> THE REQUEST: Retype the material in full, keeping every word the same.
[start EXERCISE INPUT]
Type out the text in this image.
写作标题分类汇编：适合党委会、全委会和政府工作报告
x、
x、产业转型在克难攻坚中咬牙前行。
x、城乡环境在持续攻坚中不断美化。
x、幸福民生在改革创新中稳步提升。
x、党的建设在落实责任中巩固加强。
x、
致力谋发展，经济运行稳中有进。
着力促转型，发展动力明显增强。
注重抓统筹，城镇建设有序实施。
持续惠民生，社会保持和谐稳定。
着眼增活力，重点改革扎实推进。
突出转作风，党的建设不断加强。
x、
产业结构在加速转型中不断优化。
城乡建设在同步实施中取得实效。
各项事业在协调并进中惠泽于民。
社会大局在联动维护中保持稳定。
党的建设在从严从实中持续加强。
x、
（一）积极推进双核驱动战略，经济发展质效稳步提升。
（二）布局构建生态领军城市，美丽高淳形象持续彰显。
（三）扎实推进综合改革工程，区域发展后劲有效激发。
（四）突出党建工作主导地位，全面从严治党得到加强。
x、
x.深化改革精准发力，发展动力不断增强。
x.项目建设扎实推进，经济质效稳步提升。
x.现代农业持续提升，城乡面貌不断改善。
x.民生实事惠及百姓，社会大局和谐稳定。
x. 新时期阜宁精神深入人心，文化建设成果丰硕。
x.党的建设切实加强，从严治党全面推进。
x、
[end EXERCISE INPUT]
> ANSWER TO THE PROBLEM:
Type out the text in this image.
写作标题分类汇编：适合党委会、全委会和政府工作报告
x、
x、产业转型在克难攻坚中咬牙前行。
x、城乡环境在持续攻坚中不断美化。
x、幸福民生在改革创新中稳步提升。
x、党的建设在落实责任中巩固加强。
x、
致力谋发展，经济运行稳中有进。
着力促转型，发展动力明显增强。
注重抓统筹，城镇建设有序实施。
持续惠民生，社会保持和谐稳定。
着眼增活力，重点改革扎实推进。
突出转作风，党的建设不断加强。
x、
产业结构在加速转型中不断优化。
城乡建设在同步实施中取得实效。
各项事业在协调并进中惠泽于民。
社会大局在联动维护中保持稳定。
党的建设在从严从实中持续加强。
x、
（一）积极推进双核驱动战略，经济发展质效稳步提升。
（二）布局构建生态领军城市，美丽高淳形象持续彰显。
（三）扎实推进综合改革工程，区域发展后劲有效激发。
（四）突出党建工作主导地位，全面从严治党得到加强。
x、
x.深化改革精准发力，发展动力不断增强。
x.项目建设扎实推进，经济质效稳步提升。
x.现代农业持续提升，城乡面貌不断改善。
x.民生实事惠及百姓，社会大局和谐稳定。
x. 新时期阜宁精神深入人心，文化建设成果丰硕。
x.党的建设切实加强，从严治党全面推进。
x、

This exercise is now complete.